[Collection entries]
Begin
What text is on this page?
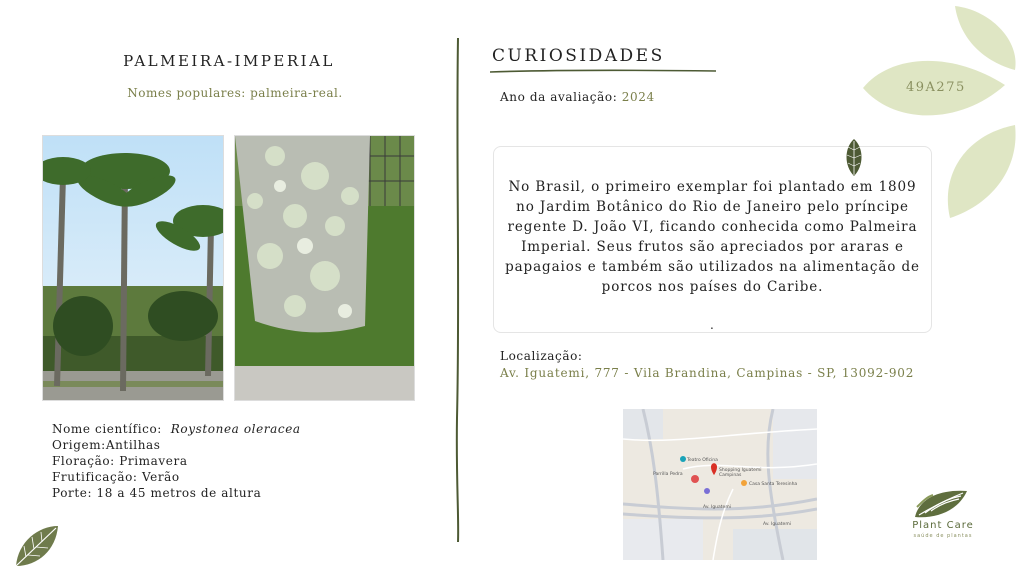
49A275
PALMEIRA-IMPERIAL
Nomes populares: palmeira-real.
Nome científico: Roystonea oleracea
Origem:Antilhas
Floração: Primavera
Frutificação: Verão
Porte: 18 a 45 metros de altura
CURIOSIDADES
Ano da avaliação: 2024
No Brasil, o primeiro exemplar foi plantado em 1809 no Jardim Botânico do Rio de Janeiro pelo príncipe regente D. João VI, ficando conhecida como Palmeira Imperial. Seus frutos são apreciados por araras e papagaios e também são utilizados na alimentação de porcos nos países do Caribe.
.
Localização:
Av. Iguatemi, 777 - Vila Brandina, Campinas - SP, 13092-902
Teatro Oficina
Shopping Iguatemi
Campinas
Casa Santa Teresinha
Parrilla Pedra
Av. Iguatemi
Av. Iguatemi
Plant Care
saúde de plantas
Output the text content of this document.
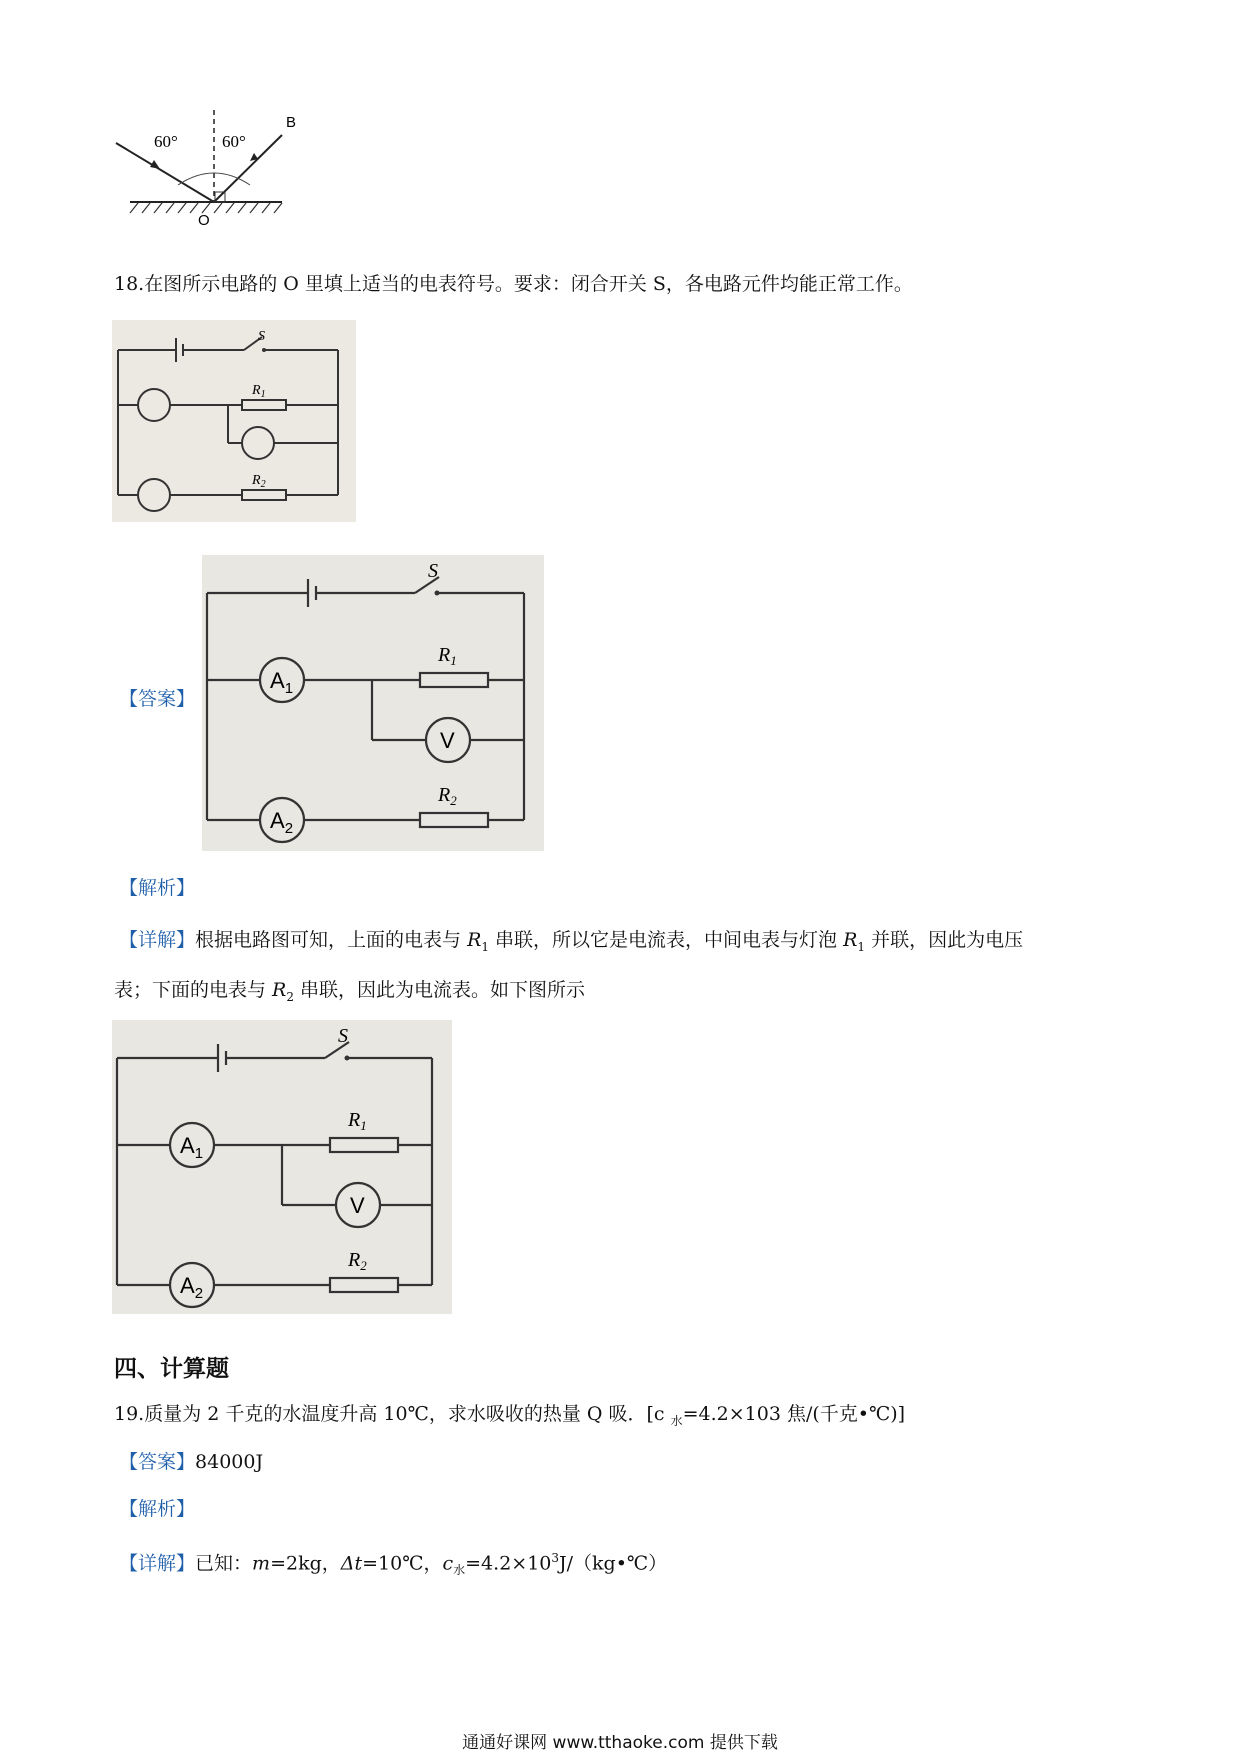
60°	60°
B
O
18.在图所示电路的 O 里填上适当的电表符号。要求：闭合开关 S，各电路元件均能正常工作。
S
$R_1$
$R_2$
【答案】
S
$A_1$
V
$A_2$
$R_1$
$R_2$
【解析】
【详解】根据电路图可知，上面的电表与 $R_1$ 串联，所以它是电流表，中间电表与灯泡 $R_1$ 并联，因此为电压
表；下面的电表与 $R_2$ 串联，因此为电流表。如下图所示
S
$A_1$
V
$A_2$
$R_1$
$R_2$
四、计算题
19.质量为 2 千克的水温度升高 10℃，求水吸收的热量 Q 吸．[c $_水$=4.2×103 焦/(千克•℃)]
【答案】84000J
【解析】
【详解】已知：m=2kg，Δt=10℃，$c_水=4.2\times 10^3J/(kg•℃)$
通通好课网 www.tthaoke.com 提供下载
End
Work to do
Starting at the line that contains "Output the text content of this document.", write out every line through the end of the entries, both ends included, without any pictures.

In response
Output the text content of this document.
60°	60°
B
O
18.在图所示电路的 O 里填上适当的电表符号。要求：闭合开关 S，各电路元件均能正常工作。
S
$R_1$
$R_2$
【答案】
S
$A_1$
V
$A_2$
$R_1$
$R_2$
【解析】
【详解】根据电路图可知，上面的电表与 $R_1$ 串联，所以它是电流表，中间电表与灯泡 $R_1$ 并联，因此为电压
表；下面的电表与 $R_2$ 串联，因此为电流表。如下图所示
S
$A_1$
V
$A_2$
$R_1$
$R_2$
四、计算题
19.质量为 2 千克的水温度升高 10℃，求水吸收的热量 Q 吸．[c $_水$=4.2×103 焦/(千克•℃)]
【答案】84000J
【解析】
【详解】已知：m=2kg，Δt=10℃，$c_水=4.2\times 10^3J/(kg•℃)$
通通好课网 www.tthaoke.com 提供下载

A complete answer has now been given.